# Data provided start
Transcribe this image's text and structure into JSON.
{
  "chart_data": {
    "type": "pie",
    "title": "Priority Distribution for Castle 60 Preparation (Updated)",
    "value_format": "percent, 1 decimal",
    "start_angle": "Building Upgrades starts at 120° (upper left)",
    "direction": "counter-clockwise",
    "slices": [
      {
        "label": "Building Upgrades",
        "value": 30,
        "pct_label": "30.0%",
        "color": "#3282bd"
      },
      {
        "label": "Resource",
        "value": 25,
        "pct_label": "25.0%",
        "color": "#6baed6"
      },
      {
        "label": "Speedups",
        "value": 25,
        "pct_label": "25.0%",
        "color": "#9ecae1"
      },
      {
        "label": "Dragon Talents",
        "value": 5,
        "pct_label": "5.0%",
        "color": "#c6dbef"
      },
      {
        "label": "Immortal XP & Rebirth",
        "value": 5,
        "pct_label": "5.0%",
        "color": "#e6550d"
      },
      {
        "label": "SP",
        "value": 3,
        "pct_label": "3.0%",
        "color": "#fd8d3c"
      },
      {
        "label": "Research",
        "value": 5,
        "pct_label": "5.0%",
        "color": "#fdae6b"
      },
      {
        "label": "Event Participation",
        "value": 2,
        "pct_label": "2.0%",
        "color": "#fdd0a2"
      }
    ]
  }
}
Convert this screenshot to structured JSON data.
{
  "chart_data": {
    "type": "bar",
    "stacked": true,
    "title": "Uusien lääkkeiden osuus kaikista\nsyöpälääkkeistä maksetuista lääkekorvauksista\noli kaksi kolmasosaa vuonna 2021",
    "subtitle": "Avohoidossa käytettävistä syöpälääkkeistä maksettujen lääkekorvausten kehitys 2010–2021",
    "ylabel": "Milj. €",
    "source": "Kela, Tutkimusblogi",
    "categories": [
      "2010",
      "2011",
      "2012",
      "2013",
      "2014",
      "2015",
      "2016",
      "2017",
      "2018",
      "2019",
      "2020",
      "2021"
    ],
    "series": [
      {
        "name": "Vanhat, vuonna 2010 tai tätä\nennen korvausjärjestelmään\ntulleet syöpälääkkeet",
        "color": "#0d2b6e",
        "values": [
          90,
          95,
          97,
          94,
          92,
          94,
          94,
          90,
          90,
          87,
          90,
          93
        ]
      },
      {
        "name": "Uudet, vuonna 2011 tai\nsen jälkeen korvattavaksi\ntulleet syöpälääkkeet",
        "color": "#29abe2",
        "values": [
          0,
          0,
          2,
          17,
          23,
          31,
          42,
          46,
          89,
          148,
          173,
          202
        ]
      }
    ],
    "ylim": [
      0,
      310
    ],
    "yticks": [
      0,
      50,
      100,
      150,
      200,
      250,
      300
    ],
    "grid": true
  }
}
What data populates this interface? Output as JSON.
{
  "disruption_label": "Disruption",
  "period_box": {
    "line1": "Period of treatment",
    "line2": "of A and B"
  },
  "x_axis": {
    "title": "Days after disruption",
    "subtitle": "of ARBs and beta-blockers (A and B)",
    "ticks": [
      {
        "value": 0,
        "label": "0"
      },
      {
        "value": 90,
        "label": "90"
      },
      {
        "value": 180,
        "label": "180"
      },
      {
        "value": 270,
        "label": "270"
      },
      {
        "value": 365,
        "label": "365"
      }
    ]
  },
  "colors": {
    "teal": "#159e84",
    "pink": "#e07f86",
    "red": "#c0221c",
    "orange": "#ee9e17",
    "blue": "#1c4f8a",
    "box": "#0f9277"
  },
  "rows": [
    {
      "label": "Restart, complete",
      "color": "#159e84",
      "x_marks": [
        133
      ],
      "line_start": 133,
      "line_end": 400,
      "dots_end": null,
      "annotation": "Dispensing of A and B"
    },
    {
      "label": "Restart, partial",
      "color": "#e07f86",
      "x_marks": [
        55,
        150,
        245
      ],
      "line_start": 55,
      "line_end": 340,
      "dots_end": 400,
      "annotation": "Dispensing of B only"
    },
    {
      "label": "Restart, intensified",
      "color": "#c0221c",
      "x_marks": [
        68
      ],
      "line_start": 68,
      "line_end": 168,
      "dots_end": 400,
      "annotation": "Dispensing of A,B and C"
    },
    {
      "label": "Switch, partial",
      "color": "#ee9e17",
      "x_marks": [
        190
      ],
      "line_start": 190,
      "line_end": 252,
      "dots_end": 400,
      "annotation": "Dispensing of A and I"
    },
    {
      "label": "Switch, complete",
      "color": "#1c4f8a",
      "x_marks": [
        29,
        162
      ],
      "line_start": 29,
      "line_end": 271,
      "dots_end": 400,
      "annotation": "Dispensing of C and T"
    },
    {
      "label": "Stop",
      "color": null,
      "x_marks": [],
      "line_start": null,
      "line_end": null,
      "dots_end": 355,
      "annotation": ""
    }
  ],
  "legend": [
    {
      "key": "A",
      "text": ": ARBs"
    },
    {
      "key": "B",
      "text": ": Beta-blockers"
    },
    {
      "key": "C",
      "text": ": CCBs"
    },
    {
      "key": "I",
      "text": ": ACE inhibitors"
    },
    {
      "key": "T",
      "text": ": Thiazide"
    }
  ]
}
# Data provided end
Your goal:
Extract from the material all lines containing the string "Dispensing".

Final answer:
      "annotation": "Dispensing of A and B"
      "annotation": "Dispensing of B only"
      "annotation": "Dispensing of A,B and C"
      "annotation": "Dispensing of A and I"
      "annotation": "Dispensing of C and T"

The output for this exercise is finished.